____ DATA PROVIDED

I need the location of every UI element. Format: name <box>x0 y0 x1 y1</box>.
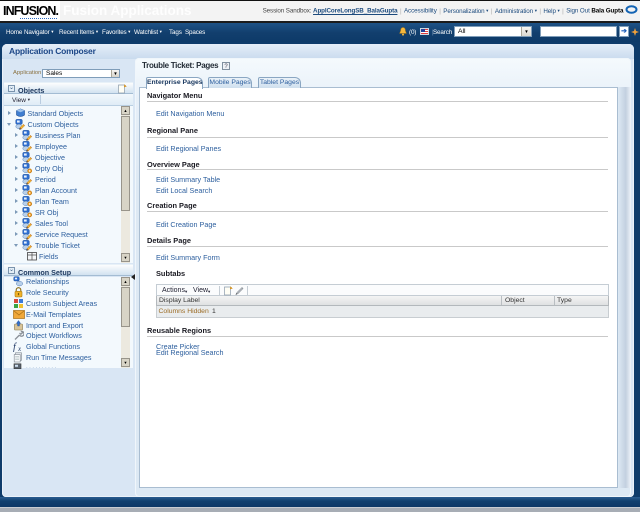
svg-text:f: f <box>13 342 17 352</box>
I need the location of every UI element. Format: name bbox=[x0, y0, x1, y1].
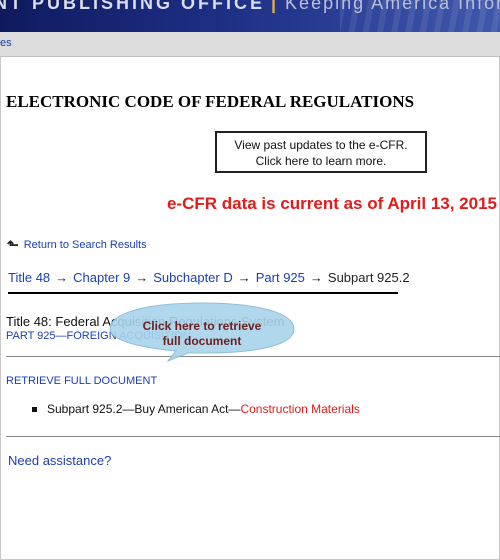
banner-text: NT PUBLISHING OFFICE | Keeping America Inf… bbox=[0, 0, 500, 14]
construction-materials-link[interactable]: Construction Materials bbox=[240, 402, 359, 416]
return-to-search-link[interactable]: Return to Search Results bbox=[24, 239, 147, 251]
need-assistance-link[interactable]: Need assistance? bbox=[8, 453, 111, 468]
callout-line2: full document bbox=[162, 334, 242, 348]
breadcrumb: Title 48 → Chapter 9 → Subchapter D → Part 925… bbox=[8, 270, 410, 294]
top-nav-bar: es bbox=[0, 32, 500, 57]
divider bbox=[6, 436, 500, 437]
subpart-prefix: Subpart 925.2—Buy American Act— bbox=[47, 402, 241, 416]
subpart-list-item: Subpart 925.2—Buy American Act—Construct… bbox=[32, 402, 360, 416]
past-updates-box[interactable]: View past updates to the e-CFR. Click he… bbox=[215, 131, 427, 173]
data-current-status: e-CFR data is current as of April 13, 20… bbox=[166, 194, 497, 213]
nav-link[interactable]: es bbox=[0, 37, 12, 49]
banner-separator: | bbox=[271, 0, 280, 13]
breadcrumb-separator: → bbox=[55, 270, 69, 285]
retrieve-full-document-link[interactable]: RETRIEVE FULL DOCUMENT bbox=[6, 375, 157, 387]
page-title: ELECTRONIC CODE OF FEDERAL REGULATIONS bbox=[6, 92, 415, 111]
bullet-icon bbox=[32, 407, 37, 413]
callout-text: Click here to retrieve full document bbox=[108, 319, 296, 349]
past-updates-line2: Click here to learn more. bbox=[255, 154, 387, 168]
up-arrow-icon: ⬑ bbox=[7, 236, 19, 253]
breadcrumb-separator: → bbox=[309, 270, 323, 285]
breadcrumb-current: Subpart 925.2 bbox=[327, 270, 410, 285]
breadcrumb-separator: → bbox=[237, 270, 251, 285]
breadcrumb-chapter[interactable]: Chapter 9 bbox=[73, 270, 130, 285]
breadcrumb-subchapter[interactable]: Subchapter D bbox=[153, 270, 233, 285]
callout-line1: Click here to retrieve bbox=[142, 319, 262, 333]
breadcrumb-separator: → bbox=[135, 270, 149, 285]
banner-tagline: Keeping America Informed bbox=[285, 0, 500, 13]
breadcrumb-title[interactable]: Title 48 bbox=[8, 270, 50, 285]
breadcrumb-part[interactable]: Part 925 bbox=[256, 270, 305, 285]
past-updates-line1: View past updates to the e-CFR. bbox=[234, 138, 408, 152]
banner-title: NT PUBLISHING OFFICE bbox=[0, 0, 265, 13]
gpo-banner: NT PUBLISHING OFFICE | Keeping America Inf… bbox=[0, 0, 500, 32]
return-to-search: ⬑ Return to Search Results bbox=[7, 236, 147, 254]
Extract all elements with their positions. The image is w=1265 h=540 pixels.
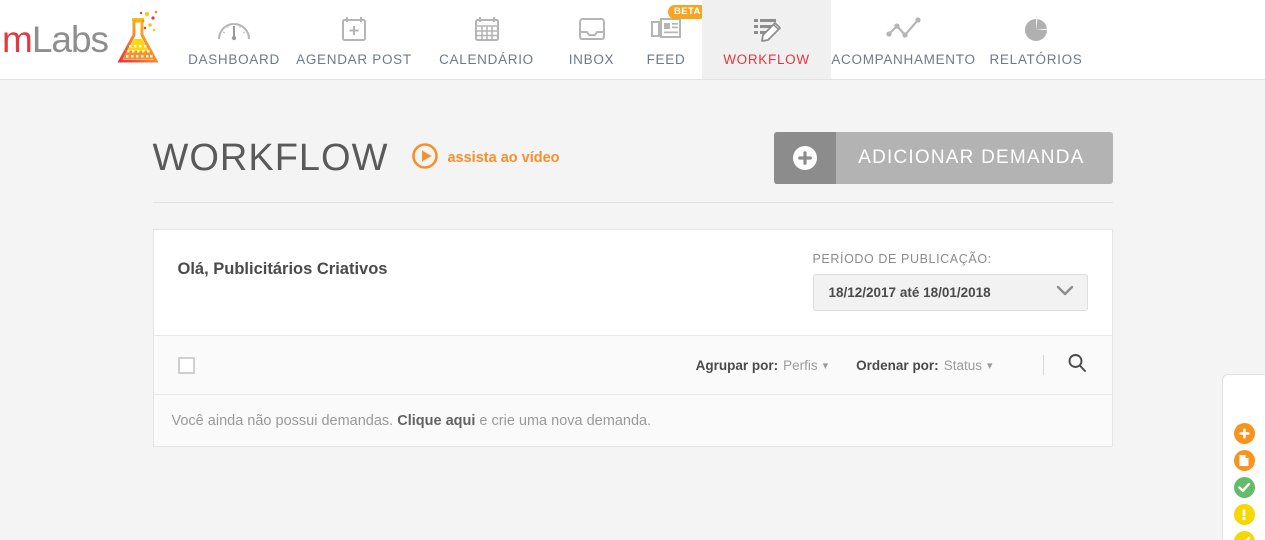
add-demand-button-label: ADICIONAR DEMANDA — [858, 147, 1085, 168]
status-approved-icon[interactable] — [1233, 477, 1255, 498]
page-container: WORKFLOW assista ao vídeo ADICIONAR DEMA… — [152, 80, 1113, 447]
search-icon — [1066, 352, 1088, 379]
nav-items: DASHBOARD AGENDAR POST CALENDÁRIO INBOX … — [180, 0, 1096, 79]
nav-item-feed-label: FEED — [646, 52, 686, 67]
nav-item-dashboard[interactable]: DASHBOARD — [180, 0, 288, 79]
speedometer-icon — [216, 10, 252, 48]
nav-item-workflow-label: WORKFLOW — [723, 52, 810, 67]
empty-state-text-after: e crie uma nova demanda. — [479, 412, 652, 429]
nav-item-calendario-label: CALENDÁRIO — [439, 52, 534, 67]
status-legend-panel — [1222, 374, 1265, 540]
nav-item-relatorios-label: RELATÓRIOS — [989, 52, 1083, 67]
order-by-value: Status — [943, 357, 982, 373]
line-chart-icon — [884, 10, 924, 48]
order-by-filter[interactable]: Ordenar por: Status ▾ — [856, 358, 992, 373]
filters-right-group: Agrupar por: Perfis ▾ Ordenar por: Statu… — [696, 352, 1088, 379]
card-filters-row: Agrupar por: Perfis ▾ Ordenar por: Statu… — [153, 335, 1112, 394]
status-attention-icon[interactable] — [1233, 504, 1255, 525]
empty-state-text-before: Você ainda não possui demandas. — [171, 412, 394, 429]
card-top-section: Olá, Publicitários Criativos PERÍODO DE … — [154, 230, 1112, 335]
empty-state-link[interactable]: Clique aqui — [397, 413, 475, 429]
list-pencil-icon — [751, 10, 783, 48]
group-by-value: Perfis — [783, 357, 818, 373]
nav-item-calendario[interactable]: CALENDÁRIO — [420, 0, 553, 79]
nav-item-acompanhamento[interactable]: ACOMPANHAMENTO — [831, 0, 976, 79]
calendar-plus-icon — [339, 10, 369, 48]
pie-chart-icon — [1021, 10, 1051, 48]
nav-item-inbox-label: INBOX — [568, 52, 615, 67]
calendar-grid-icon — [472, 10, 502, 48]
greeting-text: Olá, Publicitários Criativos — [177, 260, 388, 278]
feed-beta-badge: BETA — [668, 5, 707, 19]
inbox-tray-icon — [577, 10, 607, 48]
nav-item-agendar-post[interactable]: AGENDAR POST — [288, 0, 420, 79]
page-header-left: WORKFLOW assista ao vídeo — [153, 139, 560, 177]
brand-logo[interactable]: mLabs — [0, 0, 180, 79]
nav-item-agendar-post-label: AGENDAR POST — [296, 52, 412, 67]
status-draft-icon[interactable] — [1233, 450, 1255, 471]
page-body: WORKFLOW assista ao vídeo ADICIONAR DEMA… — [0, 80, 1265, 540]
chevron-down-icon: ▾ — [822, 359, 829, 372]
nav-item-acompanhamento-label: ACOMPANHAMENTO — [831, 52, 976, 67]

________

» **PROBLEM STATEMENT**
Gather every line above that contains the word "card" and copy each one in full.

» **FINISHED TASK**
card-filters-row: Agrupar por: Perfis ▾ Ordenar por: Statu… — [153, 335, 1112, 394]
card-top-section: Olá, Publicitários Criativos PERÍODO DE … — [154, 230, 1112, 335]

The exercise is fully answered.